Take each line containing "خلال" and report it exactly as written.

# Supplied data
****************************************
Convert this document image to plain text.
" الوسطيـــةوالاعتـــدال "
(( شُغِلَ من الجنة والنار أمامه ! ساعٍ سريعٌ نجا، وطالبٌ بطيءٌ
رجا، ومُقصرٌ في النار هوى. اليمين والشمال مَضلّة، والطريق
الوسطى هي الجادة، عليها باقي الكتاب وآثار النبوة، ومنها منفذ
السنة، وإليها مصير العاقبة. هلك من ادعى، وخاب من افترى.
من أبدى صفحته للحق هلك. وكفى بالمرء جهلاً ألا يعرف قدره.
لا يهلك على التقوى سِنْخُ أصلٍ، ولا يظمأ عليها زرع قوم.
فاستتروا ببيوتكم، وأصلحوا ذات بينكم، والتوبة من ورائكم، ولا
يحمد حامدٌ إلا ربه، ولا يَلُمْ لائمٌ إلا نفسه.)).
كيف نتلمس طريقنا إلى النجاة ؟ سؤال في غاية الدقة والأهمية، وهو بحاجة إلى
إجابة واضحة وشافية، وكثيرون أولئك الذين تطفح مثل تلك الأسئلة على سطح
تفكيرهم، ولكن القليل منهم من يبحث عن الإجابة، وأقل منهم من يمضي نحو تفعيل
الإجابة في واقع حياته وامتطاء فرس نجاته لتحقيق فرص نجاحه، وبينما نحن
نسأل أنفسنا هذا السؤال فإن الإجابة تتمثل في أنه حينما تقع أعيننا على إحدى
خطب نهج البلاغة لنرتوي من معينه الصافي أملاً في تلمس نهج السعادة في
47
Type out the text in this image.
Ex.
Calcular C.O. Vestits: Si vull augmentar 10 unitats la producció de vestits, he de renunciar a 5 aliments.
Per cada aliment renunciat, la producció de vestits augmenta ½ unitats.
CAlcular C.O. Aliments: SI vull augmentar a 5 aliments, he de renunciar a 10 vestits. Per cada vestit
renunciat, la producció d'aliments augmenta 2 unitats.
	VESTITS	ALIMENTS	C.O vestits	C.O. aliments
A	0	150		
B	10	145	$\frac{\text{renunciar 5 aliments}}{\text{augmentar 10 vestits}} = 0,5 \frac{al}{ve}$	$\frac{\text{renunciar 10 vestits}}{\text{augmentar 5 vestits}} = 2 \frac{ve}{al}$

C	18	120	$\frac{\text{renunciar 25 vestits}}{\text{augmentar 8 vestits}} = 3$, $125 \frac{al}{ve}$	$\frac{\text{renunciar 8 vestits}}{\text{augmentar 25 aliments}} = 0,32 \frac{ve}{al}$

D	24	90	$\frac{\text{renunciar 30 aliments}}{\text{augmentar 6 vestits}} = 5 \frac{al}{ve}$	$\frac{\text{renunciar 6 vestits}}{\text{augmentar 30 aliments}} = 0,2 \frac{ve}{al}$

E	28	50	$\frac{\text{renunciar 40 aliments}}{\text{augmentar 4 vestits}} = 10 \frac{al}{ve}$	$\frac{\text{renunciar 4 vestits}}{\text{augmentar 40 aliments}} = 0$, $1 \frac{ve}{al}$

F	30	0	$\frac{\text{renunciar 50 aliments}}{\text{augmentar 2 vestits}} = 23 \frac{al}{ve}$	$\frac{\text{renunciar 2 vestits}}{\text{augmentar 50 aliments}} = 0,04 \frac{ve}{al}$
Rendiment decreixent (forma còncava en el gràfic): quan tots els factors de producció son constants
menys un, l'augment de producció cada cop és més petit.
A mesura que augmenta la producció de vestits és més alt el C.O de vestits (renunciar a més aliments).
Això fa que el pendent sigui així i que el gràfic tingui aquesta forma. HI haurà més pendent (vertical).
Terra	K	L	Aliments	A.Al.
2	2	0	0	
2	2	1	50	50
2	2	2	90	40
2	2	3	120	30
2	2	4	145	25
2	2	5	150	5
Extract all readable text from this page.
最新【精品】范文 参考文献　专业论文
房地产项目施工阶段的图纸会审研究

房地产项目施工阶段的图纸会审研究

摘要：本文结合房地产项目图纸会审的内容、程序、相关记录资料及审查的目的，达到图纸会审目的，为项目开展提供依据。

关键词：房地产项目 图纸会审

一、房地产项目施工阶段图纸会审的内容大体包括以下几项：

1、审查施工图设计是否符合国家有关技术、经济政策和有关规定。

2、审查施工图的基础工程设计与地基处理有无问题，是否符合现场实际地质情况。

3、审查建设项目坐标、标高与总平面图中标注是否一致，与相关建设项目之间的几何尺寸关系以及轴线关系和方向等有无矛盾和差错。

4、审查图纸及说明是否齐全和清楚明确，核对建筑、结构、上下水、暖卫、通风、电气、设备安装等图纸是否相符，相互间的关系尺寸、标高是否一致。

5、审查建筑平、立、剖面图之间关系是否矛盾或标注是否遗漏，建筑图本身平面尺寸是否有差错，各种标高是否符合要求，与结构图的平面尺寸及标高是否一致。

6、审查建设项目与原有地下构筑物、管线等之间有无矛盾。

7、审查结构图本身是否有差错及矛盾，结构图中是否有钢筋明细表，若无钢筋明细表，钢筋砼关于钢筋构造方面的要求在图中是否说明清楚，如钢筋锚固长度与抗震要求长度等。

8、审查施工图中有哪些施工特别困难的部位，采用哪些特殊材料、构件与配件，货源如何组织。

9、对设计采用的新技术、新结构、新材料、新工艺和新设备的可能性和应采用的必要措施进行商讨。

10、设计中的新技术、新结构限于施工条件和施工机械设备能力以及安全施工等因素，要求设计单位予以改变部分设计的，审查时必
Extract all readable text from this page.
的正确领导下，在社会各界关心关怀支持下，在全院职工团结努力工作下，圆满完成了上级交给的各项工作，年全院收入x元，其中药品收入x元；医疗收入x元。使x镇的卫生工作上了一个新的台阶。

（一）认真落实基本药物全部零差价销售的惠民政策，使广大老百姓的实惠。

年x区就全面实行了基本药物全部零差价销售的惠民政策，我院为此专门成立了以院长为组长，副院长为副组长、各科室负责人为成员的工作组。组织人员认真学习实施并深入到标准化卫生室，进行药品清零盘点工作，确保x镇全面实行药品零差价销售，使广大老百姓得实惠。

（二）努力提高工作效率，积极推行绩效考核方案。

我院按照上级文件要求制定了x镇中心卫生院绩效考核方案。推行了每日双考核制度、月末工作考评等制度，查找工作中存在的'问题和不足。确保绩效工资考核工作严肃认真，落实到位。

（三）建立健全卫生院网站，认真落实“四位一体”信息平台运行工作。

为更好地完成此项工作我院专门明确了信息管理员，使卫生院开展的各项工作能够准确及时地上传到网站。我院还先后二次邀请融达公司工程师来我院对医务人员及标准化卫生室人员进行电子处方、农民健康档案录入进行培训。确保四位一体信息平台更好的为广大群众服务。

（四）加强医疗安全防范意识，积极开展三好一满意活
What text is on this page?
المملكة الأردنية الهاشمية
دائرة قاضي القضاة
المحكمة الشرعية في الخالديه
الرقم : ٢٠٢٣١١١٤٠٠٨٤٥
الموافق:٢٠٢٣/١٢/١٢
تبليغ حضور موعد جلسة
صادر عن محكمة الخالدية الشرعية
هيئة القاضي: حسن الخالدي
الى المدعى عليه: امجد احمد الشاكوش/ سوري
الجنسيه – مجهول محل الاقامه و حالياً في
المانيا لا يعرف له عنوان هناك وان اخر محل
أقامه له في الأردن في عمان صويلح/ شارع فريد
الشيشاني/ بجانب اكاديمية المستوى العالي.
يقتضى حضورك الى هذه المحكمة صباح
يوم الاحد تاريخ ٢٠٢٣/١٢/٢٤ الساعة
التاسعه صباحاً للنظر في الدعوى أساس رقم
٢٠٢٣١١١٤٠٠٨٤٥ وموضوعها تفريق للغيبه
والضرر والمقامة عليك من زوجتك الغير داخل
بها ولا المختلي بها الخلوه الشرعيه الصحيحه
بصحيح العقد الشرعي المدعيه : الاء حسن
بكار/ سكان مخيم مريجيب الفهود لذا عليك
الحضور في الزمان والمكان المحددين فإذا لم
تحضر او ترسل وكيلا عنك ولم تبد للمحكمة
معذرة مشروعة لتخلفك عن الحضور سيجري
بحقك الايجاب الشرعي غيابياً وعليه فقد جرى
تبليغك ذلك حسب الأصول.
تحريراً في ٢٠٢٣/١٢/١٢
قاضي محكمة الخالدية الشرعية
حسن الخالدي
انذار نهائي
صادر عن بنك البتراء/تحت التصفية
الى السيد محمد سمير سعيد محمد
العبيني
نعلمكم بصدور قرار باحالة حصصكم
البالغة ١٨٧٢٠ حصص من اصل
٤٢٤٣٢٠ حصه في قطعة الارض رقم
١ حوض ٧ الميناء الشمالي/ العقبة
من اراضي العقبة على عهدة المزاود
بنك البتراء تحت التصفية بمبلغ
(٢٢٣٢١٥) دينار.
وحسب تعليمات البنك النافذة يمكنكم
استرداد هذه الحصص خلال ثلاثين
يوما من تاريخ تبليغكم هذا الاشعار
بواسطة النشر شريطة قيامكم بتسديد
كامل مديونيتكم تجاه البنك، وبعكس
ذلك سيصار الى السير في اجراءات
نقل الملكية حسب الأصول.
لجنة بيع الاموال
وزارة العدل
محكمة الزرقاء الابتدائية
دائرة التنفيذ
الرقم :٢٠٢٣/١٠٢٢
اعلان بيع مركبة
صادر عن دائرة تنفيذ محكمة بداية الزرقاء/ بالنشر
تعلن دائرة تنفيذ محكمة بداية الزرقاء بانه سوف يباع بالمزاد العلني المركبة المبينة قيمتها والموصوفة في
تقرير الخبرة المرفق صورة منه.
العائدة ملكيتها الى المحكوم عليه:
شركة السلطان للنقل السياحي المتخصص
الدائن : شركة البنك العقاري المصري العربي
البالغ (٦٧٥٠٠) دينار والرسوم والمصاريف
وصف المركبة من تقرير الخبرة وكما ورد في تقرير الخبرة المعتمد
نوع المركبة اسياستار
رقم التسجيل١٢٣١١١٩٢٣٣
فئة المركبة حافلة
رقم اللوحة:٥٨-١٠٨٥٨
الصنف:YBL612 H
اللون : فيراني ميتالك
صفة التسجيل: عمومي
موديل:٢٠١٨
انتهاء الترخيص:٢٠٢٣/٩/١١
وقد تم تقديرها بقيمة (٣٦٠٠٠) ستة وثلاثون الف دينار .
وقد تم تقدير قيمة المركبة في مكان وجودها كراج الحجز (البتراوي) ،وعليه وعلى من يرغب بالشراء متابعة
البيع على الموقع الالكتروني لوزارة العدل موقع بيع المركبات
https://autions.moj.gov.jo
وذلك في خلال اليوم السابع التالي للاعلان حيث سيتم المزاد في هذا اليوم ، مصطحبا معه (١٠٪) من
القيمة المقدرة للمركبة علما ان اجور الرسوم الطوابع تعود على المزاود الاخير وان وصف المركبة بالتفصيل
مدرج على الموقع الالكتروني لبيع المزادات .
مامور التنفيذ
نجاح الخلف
****************************************
# Correct response
استرداد هذه الحصص خلال ثلاثين
وذلك في خلال اليوم السابع التالي للاعلان حيث سيتم المزاد في هذا اليوم ، مصطحبا معه (١٠٪) من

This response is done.